→ **CHALLENGE**
Set down every entry again word for word, please, but skip the pictures.

→ **INPUT ROWS**
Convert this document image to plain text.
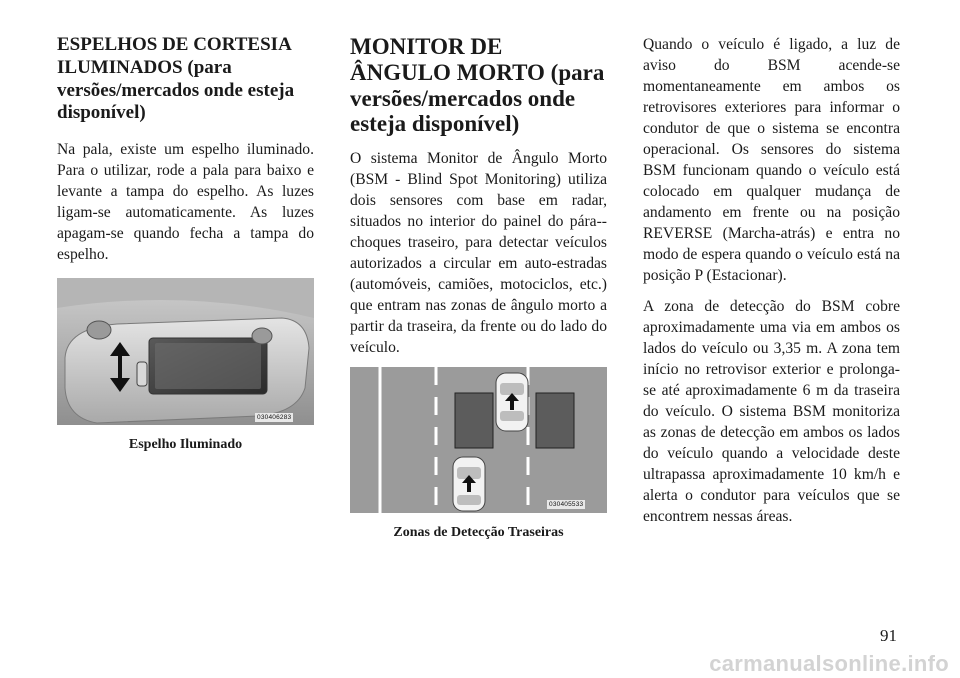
ESPELHOS DE CORTESIA ILUMINADOS (para versões/mercados onde esteja disponível)

Na pala, existe um espelho iluminado. Para o utilizar, rode a pala para baixo e levante a tampa do espelho. As luzes ligam-se automaticamente. As luzes apagam-se quando fecha a tampa do espelho.

030406283
Espelho Iluminado
MONITOR DE ÂNGULO MORTO (para versões/mercados onde esteja disponível)

O sistema Monitor de Ângulo Morto (BSM - Blind Spot Monitoring) utiliza dois sensores com base em radar, situados no interior do painel do pára--choques traseiro, para detectar veículos autorizados a circular em auto-estradas (automóveis, camiões, motociclos, etc.) que entram nas zonas de ângulo morto a partir da traseira, da frente ou do lado do veículo.

030405533
Zonas de Detecção Traseiras

Quando o veículo é ligado, a luz de aviso do BSM acende-se momentaneamente em ambos os retrovisores exteriores para informar o condutor de que o sistema se encontra operacional. Os sensores do sistema BSM funcionam quando o veículo está colocado em qualquer mudança de andamento em frente ou na posição REVERSE (Marcha-atrás) e entra no modo de espera quando o veículo está na posição P (Estacionar).

A zona de detecção do BSM cobre aproximadamente uma via em ambos os lados do veículo ou 3,35 m. A zona tem início no retrovisor exterior e prolonga-se até aproximadamente 6 m da traseira do veículo. O sistema BSM monitoriza as zonas de detecção em ambos os lados do veículo quando a velocidade deste ultrapassa aproximadamente 10 km/h e alerta o condutor para veículos que se encontrem nessas áreas.

91
carmanualsonline.info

→ **CORRECT ANSWER**
Convert this document image to plain text.
ESPELHOS DE CORTESIA ILUMINADOS (para versões/mercados onde esteja disponível)

Na pala, existe um espelho iluminado. Para o utilizar, rode a pala para baixo e levante a tampa do espelho. As luzes ligam-se automaticamente. As luzes apagam-se quando fecha a tampa do espelho.

030406283
Espelho Iluminado
MONITOR DE ÂNGULO MORTO (para versões/mercados onde esteja disponível)

O sistema Monitor de Ângulo Morto (BSM - Blind Spot Monitoring) utiliza dois sensores com base em radar, situados no interior do painel do pára--choques traseiro, para detectar veículos autorizados a circular em auto-estradas (automóveis, camiões, motociclos, etc.) que entram nas zonas de ângulo morto a partir da traseira, da frente ou do lado do veículo.

030405533
Zonas de Detecção Traseiras

Quando o veículo é ligado, a luz de aviso do BSM acende-se momentaneamente em ambos os retrovisores exteriores para informar o condutor de que o sistema se encontra operacional. Os sensores do sistema BSM funcionam quando o veículo está colocado em qualquer mudança de andamento em frente ou na posição REVERSE (Marcha-atrás) e entra no modo de espera quando o veículo está na posição P (Estacionar).

A zona de detecção do BSM cobre aproximadamente uma via em ambos os lados do veículo ou 3,35 m. A zona tem início no retrovisor exterior e prolonga-se até aproximadamente 6 m da traseira do veículo. O sistema BSM monitoriza as zonas de detecção em ambos os lados do veículo quando a velocidade deste ultrapassa aproximadamente 10 km/h e alerta o condutor para veículos que se encontrem nessas áreas.

91
carmanualsonline.info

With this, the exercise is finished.